● **PROBLEM DETAILS**: Each record is to be printed again precisely as it reads.

+++ DATA PROVIDED +++

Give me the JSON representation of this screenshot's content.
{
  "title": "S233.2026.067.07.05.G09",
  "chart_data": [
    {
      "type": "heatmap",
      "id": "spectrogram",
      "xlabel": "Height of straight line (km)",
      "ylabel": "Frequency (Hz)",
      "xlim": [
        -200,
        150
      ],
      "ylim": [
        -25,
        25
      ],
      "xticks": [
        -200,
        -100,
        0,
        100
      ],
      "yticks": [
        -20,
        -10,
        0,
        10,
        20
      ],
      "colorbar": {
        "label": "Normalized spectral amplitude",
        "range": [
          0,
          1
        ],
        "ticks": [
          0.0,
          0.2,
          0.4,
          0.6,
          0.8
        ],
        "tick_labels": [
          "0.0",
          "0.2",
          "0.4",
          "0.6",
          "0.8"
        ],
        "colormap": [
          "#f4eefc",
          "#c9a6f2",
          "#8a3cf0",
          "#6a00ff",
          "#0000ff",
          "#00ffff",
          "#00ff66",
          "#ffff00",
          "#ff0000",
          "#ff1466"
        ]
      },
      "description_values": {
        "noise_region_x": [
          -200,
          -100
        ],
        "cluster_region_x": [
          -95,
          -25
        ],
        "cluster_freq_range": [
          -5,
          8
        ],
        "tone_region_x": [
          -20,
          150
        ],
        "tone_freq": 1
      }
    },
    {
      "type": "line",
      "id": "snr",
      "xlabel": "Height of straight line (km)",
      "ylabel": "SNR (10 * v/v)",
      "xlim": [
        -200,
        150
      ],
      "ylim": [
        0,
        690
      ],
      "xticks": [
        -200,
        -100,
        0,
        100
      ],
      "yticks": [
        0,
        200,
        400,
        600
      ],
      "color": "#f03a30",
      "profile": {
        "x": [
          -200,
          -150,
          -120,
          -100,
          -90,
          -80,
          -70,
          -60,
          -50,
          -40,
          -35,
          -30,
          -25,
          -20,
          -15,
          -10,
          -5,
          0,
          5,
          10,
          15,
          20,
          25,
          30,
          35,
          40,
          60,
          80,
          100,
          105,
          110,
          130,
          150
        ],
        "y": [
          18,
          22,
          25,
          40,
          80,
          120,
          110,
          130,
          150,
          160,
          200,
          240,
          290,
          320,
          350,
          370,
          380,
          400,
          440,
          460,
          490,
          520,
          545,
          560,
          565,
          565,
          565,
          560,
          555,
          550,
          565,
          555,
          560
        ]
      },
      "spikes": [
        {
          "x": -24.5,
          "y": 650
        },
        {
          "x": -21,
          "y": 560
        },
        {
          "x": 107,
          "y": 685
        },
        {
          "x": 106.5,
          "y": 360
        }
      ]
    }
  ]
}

+++

● **THE REPLY**:
Give me the JSON representation of this screenshot's content.
{
  "title": "S233.2026.067.07.05.G09",
  "chart_data": [
    {
      "type": "heatmap",
      "id": "spectrogram",
      "xlabel": "Height of straight line (km)",
      "ylabel": "Frequency (Hz)",
      "xlim": [
        -200,
        150
      ],
      "ylim": [
        -25,
        25
      ],
      "xticks": [
        -200,
        -100,
        0,
        100
      ],
      "yticks": [
        -20,
        -10,
        0,
        10,
        20
      ],
      "colorbar": {
        "label": "Normalized spectral amplitude",
        "range": [
          0,
          1
        ],
        "ticks": [
          0.0,
          0.2,
          0.4,
          0.6,
          0.8
        ],
        "tick_labels": [
          "0.0",
          "0.2",
          "0.4",
          "0.6",
          "0.8"
        ],
        "colormap": [
          "#f4eefc",
          "#c9a6f2",
          "#8a3cf0",
          "#6a00ff",
          "#0000ff",
          "#00ffff",
          "#00ff66",
          "#ffff00",
          "#ff0000",
          "#ff1466"
        ]
      },
      "description_values": {
        "noise_region_x": [
          -200,
          -100
        ],
        "cluster_region_x": [
          -95,
          -25
        ],
        "cluster_freq_range": [
          -5,
          8
        ],
        "tone_region_x": [
          -20,
          150
        ],
        "tone_freq": 1
      }
    },
    {
      "type": "line",
      "id": "snr",
      "xlabel": "Height of straight line (km)",
      "ylabel": "SNR (10 * v/v)",
      "xlim": [
        -200,
        150
      ],
      "ylim": [
        0,
        690
      ],
      "xticks": [
        -200,
        -100,
        0,
        100
      ],
      "yticks": [
        0,
        200,
        400,
        600
      ],
      "color": "#f03a30",
      "profile": {
        "x": [
          -200,
          -150,
          -120,
          -100,
          -90,
          -80,
          -70,
          -60,
          -50,
          -40,
          -35,
          -30,
          -25,
          -20,
          -15,
          -10,
          -5,
          0,
          5,
          10,
          15,
          20,
          25,
          30,
          35,
          40,
          60,
          80,
          100,
          105,
          110,
          130,
          150
        ],
        "y": [
          18,
          22,
          25,
          40,
          80,
          120,
          110,
          130,
          150,
          160,
          200,
          240,
          290,
          320,
          350,
          370,
          380,
          400,
          440,
          460,
          490,
          520,
          545,
          560,
          565,
          565,
          565,
          560,
          555,
          550,
          565,
          555,
          560
        ]
      },
      "spikes": [
        {
          "x": -24.5,
          "y": 650
        },
        {
          "x": -21,
          "y": 560
        },
        {
          "x": 107,
          "y": 685
        },
        {
          "x": 106.5,
          "y": 360
        }
      ]
    }
  ]
}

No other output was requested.